====== MATERIAL SHOWN ======
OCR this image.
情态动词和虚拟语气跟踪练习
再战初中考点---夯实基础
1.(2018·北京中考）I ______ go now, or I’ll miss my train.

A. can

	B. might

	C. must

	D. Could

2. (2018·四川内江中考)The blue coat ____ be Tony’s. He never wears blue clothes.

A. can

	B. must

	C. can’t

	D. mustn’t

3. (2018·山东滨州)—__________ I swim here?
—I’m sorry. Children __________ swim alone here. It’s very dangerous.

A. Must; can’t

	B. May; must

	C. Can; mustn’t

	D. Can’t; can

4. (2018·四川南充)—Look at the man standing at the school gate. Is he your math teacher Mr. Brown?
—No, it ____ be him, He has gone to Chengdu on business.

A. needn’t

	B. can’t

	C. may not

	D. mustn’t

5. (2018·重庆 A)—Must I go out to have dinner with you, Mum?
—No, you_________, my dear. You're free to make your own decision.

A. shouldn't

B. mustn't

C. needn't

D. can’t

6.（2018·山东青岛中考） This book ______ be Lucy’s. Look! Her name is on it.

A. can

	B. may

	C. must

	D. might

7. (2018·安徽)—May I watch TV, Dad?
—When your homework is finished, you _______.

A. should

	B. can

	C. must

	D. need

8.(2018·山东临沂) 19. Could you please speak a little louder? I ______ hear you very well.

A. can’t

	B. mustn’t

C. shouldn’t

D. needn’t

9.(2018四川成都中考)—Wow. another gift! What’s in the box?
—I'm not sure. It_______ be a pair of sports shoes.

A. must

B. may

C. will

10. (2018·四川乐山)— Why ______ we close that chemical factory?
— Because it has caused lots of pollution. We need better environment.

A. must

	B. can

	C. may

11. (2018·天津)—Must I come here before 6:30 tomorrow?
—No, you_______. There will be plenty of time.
======
WRITTEN TASK:
Please quote every record above exactly as it appears.

OUTPUT FOR THIS EXERCISE:
OCR this image.
情态动词和虚拟语气跟踪练习
再战初中考点---夯实基础
1.(2018·北京中考）I ______ go now, or I’ll miss my train.

A. can

	B. might

	C. must

	D. Could

2. (2018·四川内江中考)The blue coat ____ be Tony’s. He never wears blue clothes.

A. can

	B. must

	C. can’t

	D. mustn’t

3. (2018·山东滨州)—__________ I swim here?
—I’m sorry. Children __________ swim alone here. It’s very dangerous.

A. Must; can’t

	B. May; must

	C. Can; mustn’t

	D. Can’t; can

4. (2018·四川南充)—Look at the man standing at the school gate. Is he your math teacher Mr. Brown?
—No, it ____ be him, He has gone to Chengdu on business.

A. needn’t

	B. can’t

	C. may not

	D. mustn’t

5. (2018·重庆 A)—Must I go out to have dinner with you, Mum?
—No, you_________, my dear. You're free to make your own decision.

A. shouldn't

B. mustn't

C. needn't

D. can’t

6.（2018·山东青岛中考） This book ______ be Lucy’s. Look! Her name is on it.

A. can

	B. may

	C. must

	D. might

7. (2018·安徽)—May I watch TV, Dad?
—When your homework is finished, you _______.

A. should

	B. can

	C. must

	D. need

8.(2018·山东临沂) 19. Could you please speak a little louder? I ______ hear you very well.

A. can’t

	B. mustn’t

C. shouldn’t

D. needn’t

9.(2018四川成都中考)—Wow. another gift! What’s in the box?
—I'm not sure. It_______ be a pair of sports shoes.

A. must

B. may

C. will

10. (2018·四川乐山)— Why ______ we close that chemical factory?
— Because it has caused lots of pollution. We need better environment.

A. must

	B. can

	C. may

11. (2018·天津)—Must I come here before 6:30 tomorrow?
—No, you_______. There will be plenty of time.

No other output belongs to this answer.